Please write out the complete listing that follows, exactly as it reads.

▸ **Provided data**:
*-*-*

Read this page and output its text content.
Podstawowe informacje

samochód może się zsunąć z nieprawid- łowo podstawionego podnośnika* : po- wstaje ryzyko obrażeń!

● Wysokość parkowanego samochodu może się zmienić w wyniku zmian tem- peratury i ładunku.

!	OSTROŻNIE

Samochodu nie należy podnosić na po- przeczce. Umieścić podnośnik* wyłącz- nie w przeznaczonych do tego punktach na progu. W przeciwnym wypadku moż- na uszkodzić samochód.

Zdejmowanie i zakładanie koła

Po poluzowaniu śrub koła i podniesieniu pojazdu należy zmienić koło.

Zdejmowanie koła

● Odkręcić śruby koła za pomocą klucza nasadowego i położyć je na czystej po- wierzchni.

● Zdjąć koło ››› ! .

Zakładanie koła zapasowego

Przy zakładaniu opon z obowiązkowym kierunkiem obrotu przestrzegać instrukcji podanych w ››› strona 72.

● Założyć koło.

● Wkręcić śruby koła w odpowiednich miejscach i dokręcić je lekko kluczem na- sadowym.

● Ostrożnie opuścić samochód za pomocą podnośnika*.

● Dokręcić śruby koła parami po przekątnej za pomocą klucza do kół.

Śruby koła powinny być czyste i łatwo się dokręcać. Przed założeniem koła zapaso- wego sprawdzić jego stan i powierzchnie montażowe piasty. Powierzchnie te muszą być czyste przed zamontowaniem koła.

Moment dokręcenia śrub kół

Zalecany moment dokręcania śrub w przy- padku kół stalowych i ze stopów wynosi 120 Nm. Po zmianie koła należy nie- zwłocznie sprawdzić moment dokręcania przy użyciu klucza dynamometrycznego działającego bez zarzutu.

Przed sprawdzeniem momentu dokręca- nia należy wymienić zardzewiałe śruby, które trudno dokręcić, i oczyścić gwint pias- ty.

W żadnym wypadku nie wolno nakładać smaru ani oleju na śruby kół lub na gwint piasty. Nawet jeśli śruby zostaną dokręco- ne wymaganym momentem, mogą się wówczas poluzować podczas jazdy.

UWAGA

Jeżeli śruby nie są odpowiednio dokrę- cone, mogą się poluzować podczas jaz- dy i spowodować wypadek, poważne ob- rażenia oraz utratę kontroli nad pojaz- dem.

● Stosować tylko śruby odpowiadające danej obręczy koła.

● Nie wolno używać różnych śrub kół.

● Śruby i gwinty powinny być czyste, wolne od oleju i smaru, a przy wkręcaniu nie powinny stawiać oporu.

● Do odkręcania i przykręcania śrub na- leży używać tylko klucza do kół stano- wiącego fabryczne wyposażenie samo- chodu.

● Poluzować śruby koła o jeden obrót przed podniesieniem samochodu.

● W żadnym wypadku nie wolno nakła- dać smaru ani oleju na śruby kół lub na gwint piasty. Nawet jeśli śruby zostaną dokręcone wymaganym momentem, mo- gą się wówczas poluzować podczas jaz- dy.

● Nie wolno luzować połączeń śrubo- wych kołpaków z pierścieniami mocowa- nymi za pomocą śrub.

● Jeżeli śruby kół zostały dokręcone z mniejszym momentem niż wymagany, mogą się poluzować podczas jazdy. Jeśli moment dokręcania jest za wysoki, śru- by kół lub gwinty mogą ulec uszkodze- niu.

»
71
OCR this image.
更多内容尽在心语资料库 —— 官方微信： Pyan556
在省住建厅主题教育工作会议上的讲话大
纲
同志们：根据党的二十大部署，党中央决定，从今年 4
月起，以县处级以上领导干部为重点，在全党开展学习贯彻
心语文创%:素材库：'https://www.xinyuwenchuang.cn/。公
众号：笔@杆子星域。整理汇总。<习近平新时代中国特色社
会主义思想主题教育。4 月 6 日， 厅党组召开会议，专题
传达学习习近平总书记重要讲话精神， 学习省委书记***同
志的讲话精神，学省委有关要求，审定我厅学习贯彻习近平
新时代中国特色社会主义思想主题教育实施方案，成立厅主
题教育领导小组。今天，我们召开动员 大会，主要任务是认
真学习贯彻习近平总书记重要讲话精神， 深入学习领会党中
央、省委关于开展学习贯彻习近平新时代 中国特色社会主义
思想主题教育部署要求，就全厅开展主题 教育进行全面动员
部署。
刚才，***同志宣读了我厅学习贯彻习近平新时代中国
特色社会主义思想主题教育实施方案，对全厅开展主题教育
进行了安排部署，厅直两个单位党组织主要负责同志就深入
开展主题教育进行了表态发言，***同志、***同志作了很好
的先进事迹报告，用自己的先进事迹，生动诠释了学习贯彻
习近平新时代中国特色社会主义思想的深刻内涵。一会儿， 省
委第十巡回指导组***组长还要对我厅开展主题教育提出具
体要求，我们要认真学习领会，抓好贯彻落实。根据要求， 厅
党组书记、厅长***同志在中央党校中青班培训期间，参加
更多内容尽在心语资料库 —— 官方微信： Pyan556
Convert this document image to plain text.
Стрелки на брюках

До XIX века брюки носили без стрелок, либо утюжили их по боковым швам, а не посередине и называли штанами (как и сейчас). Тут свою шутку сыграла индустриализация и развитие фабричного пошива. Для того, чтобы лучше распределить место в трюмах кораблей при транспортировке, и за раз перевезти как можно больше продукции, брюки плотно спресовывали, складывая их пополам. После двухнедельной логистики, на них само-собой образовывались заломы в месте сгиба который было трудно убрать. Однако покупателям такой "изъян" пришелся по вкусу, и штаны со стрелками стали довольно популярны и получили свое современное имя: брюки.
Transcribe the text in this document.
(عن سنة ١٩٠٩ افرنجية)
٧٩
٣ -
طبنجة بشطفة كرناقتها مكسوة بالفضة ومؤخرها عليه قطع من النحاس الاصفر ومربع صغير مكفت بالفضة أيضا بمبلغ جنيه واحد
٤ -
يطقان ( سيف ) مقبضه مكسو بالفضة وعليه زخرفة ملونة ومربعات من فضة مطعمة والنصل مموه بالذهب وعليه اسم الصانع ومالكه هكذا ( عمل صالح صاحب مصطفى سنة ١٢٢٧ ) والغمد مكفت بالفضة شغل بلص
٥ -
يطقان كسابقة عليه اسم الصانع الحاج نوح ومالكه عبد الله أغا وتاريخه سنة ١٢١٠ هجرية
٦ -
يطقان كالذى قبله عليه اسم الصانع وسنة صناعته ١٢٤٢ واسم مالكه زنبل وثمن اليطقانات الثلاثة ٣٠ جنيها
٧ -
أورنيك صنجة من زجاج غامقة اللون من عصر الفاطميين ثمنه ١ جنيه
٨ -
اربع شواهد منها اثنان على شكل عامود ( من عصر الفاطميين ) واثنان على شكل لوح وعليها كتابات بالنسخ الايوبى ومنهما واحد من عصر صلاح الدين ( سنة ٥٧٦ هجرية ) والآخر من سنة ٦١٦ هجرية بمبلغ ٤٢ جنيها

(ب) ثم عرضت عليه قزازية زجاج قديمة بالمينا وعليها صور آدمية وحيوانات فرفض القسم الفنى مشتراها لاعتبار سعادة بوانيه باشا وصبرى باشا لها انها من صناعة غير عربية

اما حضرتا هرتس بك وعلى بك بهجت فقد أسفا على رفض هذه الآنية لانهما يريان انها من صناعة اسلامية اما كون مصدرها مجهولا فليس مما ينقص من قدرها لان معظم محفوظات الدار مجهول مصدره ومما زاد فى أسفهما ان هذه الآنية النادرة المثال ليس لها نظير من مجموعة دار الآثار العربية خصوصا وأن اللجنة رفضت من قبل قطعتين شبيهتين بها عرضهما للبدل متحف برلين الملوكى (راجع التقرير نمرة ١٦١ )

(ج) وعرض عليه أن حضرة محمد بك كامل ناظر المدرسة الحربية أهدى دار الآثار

*-*-*

▸ **Complete response**:
Read this page and output its text content.
Podstawowe informacje

samochód może się zsunąć z nieprawid- łowo podstawionego podnośnika* : po- wstaje ryzyko obrażeń!

● Wysokość parkowanego samochodu może się zmienić w wyniku zmian tem- peratury i ładunku.

!	OSTROŻNIE

Samochodu nie należy podnosić na po- przeczce. Umieścić podnośnik* wyłącz- nie w przeznaczonych do tego punktach na progu. W przeciwnym wypadku moż- na uszkodzić samochód.

Zdejmowanie i zakładanie koła

Po poluzowaniu śrub koła i podniesieniu pojazdu należy zmienić koło.

Zdejmowanie koła

● Odkręcić śruby koła za pomocą klucza nasadowego i położyć je na czystej po- wierzchni.

● Zdjąć koło ››› ! .

Zakładanie koła zapasowego

Przy zakładaniu opon z obowiązkowym kierunkiem obrotu przestrzegać instrukcji podanych w ››› strona 72.

● Założyć koło.

● Wkręcić śruby koła w odpowiednich miejscach i dokręcić je lekko kluczem na- sadowym.

● Ostrożnie opuścić samochód za pomocą podnośnika*.

● Dokręcić śruby koła parami po przekątnej za pomocą klucza do kół.

Śruby koła powinny być czyste i łatwo się dokręcać. Przed założeniem koła zapaso- wego sprawdzić jego stan i powierzchnie montażowe piasty. Powierzchnie te muszą być czyste przed zamontowaniem koła.

Moment dokręcenia śrub kół

Zalecany moment dokręcania śrub w przy- padku kół stalowych i ze stopów wynosi 120 Nm. Po zmianie koła należy nie- zwłocznie sprawdzić moment dokręcania przy użyciu klucza dynamometrycznego działającego bez zarzutu.

Przed sprawdzeniem momentu dokręca- nia należy wymienić zardzewiałe śruby, które trudno dokręcić, i oczyścić gwint pias- ty.

W żadnym wypadku nie wolno nakładać smaru ani oleju na śruby kół lub na gwint piasty. Nawet jeśli śruby zostaną dokręco- ne wymaganym momentem, mogą się wówczas poluzować podczas jazdy.

UWAGA

Jeżeli śruby nie są odpowiednio dokrę- cone, mogą się poluzować podczas jaz- dy i spowodować wypadek, poważne ob- rażenia oraz utratę kontroli nad pojaz- dem.

● Stosować tylko śruby odpowiadające danej obręczy koła.

● Nie wolno używać różnych śrub kół.

● Śruby i gwinty powinny być czyste, wolne od oleju i smaru, a przy wkręcaniu nie powinny stawiać oporu.

● Do odkręcania i przykręcania śrub na- leży używać tylko klucza do kół stano- wiącego fabryczne wyposażenie samo- chodu.

● Poluzować śruby koła o jeden obrót przed podniesieniem samochodu.

● W żadnym wypadku nie wolno nakła- dać smaru ani oleju na śruby kół lub na gwint piasty. Nawet jeśli śruby zostaną dokręcone wymaganym momentem, mo- gą się wówczas poluzować podczas jaz- dy.

● Nie wolno luzować połączeń śrubo- wych kołpaków z pierścieniami mocowa- nymi za pomocą śrub.

● Jeżeli śruby kół zostały dokręcone z mniejszym momentem niż wymagany, mogą się poluzować podczas jazdy. Jeśli moment dokręcania jest za wysoki, śru- by kół lub gwinty mogą ulec uszkodze- niu.

»
71
OCR this image.
更多内容尽在心语资料库 —— 官方微信： Pyan556
在省住建厅主题教育工作会议上的讲话大
纲
同志们：根据党的二十大部署，党中央决定，从今年 4
月起，以县处级以上领导干部为重点，在全党开展学习贯彻
心语文创%:素材库：'https://www.xinyuwenchuang.cn/。公
众号：笔@杆子星域。整理汇总。<习近平新时代中国特色社
会主义思想主题教育。4 月 6 日， 厅党组召开会议，专题
传达学习习近平总书记重要讲话精神， 学习省委书记***同
志的讲话精神，学省委有关要求，审定我厅学习贯彻习近平
新时代中国特色社会主义思想主题教育实施方案，成立厅主
题教育领导小组。今天，我们召开动员 大会，主要任务是认
真学习贯彻习近平总书记重要讲话精神， 深入学习领会党中
央、省委关于开展学习贯彻习近平新时代 中国特色社会主义
思想主题教育部署要求，就全厅开展主题 教育进行全面动员
部署。
刚才，***同志宣读了我厅学习贯彻习近平新时代中国
特色社会主义思想主题教育实施方案，对全厅开展主题教育
进行了安排部署，厅直两个单位党组织主要负责同志就深入
开展主题教育进行了表态发言，***同志、***同志作了很好
的先进事迹报告，用自己的先进事迹，生动诠释了学习贯彻
习近平新时代中国特色社会主义思想的深刻内涵。一会儿， 省
委第十巡回指导组***组长还要对我厅开展主题教育提出具
体要求，我们要认真学习领会，抓好贯彻落实。根据要求， 厅
党组书记、厅长***同志在中央党校中青班培训期间，参加
更多内容尽在心语资料库 —— 官方微信： Pyan556
Convert this document image to plain text.
Стрелки на брюках

До XIX века брюки носили без стрелок, либо утюжили их по боковым швам, а не посередине и называли штанами (как и сейчас). Тут свою шутку сыграла индустриализация и развитие фабричного пошива. Для того, чтобы лучше распределить место в трюмах кораблей при транспортировке, и за раз перевезти как можно больше продукции, брюки плотно спресовывали, складывая их пополам. После двухнедельной логистики, на них само-собой образовывались заломы в месте сгиба который было трудно убрать. Однако покупателям такой "изъян" пришелся по вкусу, и штаны со стрелками стали довольно популярны и получили свое современное имя: брюки.
Transcribe the text in this document.
(عن سنة ١٩٠٩ افرنجية)
٧٩
٣ -
طبنجة بشطفة كرناقتها مكسوة بالفضة ومؤخرها عليه قطع من النحاس الاصفر ومربع صغير مكفت بالفضة أيضا بمبلغ جنيه واحد
٤ -
يطقان ( سيف ) مقبضه مكسو بالفضة وعليه زخرفة ملونة ومربعات من فضة مطعمة والنصل مموه بالذهب وعليه اسم الصانع ومالكه هكذا ( عمل صالح صاحب مصطفى سنة ١٢٢٧ ) والغمد مكفت بالفضة شغل بلص
٥ -
يطقان كسابقة عليه اسم الصانع الحاج نوح ومالكه عبد الله أغا وتاريخه سنة ١٢١٠ هجرية
٦ -
يطقان كالذى قبله عليه اسم الصانع وسنة صناعته ١٢٤٢ واسم مالكه زنبل وثمن اليطقانات الثلاثة ٣٠ جنيها
٧ -
أورنيك صنجة من زجاج غامقة اللون من عصر الفاطميين ثمنه ١ جنيه
٨ -
اربع شواهد منها اثنان على شكل عامود ( من عصر الفاطميين ) واثنان على شكل لوح وعليها كتابات بالنسخ الايوبى ومنهما واحد من عصر صلاح الدين ( سنة ٥٧٦ هجرية ) والآخر من سنة ٦١٦ هجرية بمبلغ ٤٢ جنيها

(ب) ثم عرضت عليه قزازية زجاج قديمة بالمينا وعليها صور آدمية وحيوانات فرفض القسم الفنى مشتراها لاعتبار سعادة بوانيه باشا وصبرى باشا لها انها من صناعة غير عربية

اما حضرتا هرتس بك وعلى بك بهجت فقد أسفا على رفض هذه الآنية لانهما يريان انها من صناعة اسلامية اما كون مصدرها مجهولا فليس مما ينقص من قدرها لان معظم محفوظات الدار مجهول مصدره ومما زاد فى أسفهما ان هذه الآنية النادرة المثال ليس لها نظير من مجموعة دار الآثار العربية خصوصا وأن اللجنة رفضت من قبل قطعتين شبيهتين بها عرضهما للبدل متحف برلين الملوكى (راجع التقرير نمرة ١٦١ )

(ج) وعرض عليه أن حضرة محمد بك كامل ناظر المدرسة الحربية أهدى دار الآثار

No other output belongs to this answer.